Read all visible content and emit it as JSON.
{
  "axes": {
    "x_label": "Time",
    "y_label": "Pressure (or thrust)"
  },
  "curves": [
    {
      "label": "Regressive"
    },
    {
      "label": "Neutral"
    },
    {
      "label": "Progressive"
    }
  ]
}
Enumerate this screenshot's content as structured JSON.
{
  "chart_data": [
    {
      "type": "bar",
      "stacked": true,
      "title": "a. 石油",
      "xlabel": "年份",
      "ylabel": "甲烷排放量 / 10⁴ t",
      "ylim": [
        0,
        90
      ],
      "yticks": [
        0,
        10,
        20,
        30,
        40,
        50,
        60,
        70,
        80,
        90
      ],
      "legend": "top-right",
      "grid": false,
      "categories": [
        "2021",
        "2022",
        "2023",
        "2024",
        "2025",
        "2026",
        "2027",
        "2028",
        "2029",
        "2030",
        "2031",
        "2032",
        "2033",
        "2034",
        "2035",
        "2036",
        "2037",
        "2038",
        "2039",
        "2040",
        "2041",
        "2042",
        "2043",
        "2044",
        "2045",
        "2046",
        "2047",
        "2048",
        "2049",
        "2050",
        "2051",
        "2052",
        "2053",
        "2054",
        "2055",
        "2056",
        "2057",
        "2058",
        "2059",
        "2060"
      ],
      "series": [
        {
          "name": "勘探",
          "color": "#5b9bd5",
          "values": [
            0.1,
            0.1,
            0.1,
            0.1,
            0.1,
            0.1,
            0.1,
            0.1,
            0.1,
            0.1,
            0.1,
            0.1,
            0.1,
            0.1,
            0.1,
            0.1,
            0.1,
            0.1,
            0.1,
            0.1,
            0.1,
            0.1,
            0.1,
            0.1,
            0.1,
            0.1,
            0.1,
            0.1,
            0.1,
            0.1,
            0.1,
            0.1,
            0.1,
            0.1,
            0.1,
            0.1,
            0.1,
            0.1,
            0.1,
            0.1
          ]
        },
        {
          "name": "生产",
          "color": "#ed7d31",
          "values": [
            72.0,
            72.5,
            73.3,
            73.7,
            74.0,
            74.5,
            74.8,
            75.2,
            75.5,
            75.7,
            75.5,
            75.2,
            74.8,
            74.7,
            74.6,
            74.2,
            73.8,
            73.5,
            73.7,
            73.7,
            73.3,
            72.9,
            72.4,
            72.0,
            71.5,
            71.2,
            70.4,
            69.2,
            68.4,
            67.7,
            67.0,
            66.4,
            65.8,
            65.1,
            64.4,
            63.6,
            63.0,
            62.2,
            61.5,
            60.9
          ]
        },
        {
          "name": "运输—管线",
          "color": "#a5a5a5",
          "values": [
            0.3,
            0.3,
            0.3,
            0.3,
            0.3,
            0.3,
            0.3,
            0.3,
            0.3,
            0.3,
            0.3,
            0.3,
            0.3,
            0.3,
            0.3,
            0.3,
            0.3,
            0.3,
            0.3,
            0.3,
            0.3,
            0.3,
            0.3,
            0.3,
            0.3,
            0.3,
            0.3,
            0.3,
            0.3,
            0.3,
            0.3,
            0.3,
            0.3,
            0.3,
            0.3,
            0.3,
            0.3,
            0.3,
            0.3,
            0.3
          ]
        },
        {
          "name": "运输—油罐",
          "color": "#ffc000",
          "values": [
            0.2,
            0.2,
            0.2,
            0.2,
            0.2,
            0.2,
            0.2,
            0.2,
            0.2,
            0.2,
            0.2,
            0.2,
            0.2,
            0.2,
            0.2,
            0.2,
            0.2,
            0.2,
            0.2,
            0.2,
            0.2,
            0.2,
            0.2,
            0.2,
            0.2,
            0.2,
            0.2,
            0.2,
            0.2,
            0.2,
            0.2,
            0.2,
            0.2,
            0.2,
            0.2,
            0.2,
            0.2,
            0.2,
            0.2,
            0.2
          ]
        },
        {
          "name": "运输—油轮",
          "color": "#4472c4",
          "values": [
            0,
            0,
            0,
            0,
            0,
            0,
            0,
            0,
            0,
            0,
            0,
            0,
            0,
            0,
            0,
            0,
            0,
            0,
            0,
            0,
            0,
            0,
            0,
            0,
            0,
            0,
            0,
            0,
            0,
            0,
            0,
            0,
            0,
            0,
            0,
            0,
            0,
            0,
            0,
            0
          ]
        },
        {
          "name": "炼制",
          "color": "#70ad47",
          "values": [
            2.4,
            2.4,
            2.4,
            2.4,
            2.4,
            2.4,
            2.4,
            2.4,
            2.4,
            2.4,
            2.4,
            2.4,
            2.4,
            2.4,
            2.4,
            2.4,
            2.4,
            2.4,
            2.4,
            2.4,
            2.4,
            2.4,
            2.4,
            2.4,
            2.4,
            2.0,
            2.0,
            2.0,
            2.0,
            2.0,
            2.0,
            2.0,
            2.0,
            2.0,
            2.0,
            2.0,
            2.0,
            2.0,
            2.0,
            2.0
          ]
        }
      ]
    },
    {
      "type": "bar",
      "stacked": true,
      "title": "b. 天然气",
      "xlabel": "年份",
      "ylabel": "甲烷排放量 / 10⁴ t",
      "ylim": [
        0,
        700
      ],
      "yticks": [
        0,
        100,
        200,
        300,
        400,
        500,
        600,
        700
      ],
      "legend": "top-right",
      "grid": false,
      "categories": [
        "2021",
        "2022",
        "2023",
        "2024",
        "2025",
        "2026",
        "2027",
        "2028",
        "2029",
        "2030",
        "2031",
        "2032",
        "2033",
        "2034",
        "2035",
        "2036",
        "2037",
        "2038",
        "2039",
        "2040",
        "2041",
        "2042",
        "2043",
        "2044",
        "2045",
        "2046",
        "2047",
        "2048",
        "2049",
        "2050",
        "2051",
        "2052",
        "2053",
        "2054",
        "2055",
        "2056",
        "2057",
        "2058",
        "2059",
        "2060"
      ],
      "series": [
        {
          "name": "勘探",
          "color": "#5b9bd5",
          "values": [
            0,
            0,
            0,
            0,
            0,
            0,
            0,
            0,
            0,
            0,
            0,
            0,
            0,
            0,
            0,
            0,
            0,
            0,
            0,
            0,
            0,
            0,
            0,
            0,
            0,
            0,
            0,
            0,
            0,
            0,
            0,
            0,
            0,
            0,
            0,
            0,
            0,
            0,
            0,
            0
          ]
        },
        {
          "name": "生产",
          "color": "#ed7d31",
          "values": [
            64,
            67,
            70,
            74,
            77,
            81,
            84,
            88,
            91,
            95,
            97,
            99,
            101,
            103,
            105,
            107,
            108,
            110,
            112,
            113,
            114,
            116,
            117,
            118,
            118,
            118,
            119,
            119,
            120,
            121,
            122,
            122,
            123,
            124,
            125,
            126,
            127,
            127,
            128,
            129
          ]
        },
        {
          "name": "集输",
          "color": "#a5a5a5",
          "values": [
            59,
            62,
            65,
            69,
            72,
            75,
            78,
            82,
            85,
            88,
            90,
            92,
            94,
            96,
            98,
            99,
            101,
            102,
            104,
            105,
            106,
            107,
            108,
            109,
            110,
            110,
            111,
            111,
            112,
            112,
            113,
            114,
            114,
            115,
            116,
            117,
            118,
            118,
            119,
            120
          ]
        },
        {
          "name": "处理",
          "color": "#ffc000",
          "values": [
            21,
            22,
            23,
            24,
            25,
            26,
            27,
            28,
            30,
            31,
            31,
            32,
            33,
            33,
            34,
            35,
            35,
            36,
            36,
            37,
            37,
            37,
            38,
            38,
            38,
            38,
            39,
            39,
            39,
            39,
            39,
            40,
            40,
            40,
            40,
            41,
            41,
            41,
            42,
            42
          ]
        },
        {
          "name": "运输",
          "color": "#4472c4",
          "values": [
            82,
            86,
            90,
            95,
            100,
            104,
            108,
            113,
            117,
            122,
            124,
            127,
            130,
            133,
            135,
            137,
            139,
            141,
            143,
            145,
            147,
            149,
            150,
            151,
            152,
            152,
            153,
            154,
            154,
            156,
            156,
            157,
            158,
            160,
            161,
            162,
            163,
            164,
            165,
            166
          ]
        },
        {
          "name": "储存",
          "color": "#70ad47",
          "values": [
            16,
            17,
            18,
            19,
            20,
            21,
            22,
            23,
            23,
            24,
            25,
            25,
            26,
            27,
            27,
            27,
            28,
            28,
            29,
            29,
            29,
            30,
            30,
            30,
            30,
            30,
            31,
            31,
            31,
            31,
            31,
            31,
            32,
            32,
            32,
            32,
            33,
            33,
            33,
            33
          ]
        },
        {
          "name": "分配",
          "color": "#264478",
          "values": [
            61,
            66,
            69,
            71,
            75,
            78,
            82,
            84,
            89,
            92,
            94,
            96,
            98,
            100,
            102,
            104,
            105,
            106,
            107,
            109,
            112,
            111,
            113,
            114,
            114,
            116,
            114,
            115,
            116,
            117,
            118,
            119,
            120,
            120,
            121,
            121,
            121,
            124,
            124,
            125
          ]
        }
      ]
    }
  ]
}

+ + +

Count every line above that holds the string "content" and give the total, nothing more.

Result below
2